Count the lines below that contain the word "page", and reply with only that number.
:: Material for the task ::
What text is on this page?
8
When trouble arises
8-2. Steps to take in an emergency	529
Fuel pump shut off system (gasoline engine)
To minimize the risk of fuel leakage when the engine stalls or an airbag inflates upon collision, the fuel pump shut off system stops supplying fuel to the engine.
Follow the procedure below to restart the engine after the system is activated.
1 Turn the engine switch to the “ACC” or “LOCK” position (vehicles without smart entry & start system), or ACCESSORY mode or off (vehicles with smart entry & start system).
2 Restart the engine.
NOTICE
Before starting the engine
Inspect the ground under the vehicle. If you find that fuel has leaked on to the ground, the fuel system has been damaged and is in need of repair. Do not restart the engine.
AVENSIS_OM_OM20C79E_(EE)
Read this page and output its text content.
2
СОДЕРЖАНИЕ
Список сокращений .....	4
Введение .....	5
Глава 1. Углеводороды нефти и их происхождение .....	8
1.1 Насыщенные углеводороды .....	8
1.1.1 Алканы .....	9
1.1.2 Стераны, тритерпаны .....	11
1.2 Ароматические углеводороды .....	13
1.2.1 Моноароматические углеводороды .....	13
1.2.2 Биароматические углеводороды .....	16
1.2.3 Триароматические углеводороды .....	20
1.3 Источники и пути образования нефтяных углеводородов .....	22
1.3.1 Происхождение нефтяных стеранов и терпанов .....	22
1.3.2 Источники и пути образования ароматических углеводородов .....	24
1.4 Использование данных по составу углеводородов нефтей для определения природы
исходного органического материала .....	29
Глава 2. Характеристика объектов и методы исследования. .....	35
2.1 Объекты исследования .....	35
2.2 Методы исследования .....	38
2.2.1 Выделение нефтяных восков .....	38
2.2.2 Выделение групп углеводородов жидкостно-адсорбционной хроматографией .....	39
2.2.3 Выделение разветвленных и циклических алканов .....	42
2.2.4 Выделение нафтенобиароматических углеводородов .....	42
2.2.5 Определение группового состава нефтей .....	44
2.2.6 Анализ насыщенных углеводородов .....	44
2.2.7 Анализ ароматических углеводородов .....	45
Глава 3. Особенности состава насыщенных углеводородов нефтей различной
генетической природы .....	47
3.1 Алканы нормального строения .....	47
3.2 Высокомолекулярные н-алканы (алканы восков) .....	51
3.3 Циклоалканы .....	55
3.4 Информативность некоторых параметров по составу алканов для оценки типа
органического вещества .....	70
:::
:: Material for the task ::
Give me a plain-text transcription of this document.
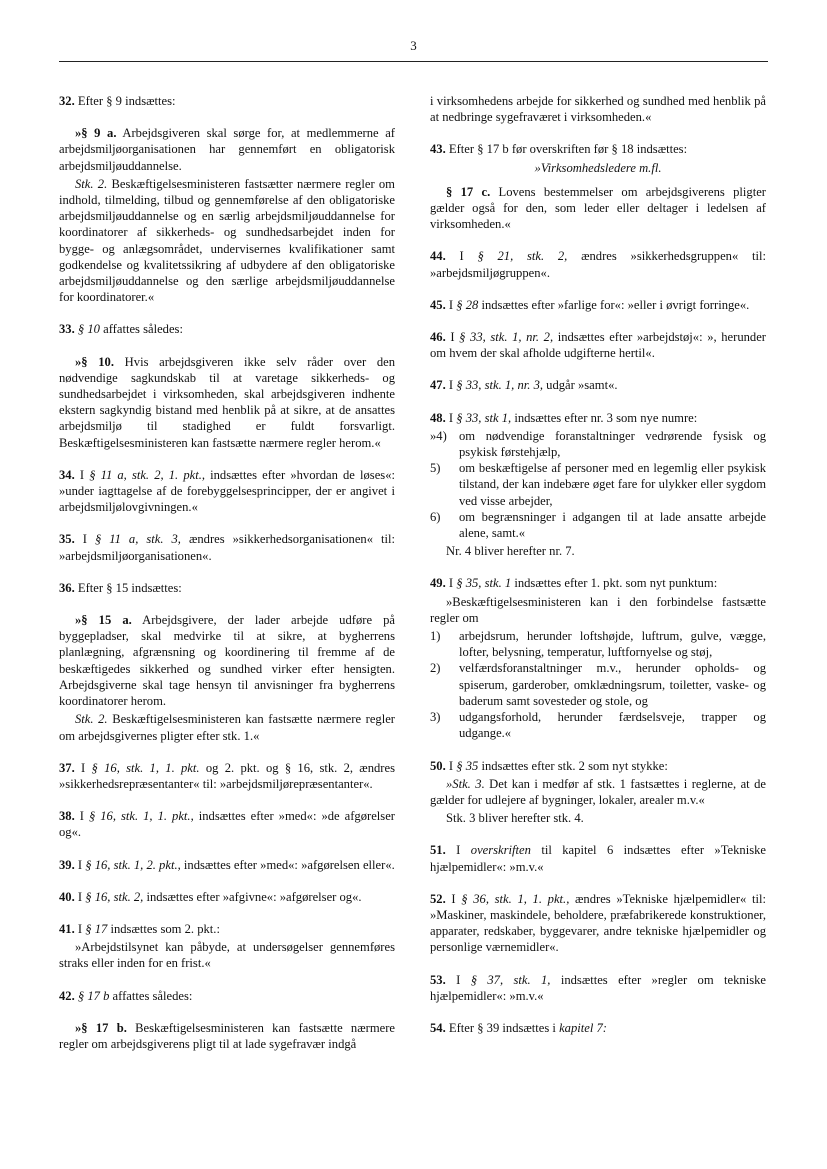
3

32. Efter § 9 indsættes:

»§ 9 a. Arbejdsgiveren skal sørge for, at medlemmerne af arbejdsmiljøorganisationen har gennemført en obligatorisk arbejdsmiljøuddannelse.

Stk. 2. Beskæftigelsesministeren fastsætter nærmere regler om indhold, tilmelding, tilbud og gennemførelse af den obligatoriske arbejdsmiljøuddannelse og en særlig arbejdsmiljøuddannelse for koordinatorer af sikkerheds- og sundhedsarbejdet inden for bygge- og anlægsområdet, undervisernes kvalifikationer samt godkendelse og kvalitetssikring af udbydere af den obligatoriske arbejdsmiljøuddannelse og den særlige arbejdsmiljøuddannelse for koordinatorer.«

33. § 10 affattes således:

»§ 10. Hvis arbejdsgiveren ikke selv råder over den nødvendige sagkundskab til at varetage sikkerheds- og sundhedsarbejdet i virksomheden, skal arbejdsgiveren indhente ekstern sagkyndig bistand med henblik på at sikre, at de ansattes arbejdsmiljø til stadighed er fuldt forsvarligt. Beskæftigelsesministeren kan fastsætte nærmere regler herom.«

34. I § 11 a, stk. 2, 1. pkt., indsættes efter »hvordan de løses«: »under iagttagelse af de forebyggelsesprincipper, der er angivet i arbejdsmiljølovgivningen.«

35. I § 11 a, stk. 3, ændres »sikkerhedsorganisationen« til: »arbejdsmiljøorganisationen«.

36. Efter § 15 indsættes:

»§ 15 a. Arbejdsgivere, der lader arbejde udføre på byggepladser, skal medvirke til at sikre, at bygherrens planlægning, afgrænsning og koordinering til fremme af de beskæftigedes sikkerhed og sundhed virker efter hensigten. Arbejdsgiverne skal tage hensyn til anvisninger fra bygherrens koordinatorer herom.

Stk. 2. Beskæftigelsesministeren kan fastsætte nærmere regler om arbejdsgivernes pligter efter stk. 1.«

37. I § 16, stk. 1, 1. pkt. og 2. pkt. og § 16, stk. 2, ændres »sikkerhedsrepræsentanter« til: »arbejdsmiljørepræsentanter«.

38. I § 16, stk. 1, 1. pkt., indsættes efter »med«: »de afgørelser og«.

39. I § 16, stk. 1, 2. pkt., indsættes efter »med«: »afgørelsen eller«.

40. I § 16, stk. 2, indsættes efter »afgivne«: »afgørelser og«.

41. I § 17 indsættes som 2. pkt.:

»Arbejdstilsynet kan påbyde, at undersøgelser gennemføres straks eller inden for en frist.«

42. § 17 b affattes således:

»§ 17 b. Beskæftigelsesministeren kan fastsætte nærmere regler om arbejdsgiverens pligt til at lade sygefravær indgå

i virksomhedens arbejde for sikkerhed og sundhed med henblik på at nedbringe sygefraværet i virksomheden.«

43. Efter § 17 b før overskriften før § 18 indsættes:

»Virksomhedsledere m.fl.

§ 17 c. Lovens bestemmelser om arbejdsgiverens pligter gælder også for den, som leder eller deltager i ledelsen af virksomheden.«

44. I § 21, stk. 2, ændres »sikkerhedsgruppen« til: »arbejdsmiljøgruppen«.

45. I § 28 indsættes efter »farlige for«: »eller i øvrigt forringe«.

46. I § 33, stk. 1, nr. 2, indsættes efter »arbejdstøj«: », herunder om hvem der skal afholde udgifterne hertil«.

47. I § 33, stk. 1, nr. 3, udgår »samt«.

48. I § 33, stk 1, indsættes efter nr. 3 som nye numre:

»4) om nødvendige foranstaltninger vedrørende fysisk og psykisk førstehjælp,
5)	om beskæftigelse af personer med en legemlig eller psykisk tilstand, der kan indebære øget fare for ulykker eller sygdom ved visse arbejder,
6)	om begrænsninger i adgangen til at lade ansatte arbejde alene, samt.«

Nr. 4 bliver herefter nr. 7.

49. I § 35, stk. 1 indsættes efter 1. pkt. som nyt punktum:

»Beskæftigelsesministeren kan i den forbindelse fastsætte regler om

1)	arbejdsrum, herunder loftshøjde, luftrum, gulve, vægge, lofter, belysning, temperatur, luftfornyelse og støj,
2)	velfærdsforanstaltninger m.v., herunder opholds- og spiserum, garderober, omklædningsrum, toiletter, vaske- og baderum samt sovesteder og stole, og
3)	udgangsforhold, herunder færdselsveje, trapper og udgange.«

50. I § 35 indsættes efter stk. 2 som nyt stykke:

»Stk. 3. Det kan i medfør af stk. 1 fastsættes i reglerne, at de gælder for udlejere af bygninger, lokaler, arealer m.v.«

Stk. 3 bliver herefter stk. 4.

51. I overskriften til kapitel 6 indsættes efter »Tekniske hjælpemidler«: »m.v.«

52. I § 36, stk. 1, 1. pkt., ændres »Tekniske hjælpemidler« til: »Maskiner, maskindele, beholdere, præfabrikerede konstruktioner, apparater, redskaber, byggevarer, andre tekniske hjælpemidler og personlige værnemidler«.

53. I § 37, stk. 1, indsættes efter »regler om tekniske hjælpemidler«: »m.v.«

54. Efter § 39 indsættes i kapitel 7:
:::
:: Material for the task ::
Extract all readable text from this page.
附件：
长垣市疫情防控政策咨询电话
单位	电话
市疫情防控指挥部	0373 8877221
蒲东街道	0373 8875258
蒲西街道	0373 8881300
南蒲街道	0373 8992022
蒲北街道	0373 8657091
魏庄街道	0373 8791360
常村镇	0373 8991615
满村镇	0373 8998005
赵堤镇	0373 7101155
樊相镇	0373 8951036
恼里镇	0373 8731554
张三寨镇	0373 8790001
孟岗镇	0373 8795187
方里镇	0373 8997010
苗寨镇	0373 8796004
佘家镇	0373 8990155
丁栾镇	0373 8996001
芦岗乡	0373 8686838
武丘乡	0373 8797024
:::
_Result of the task_
3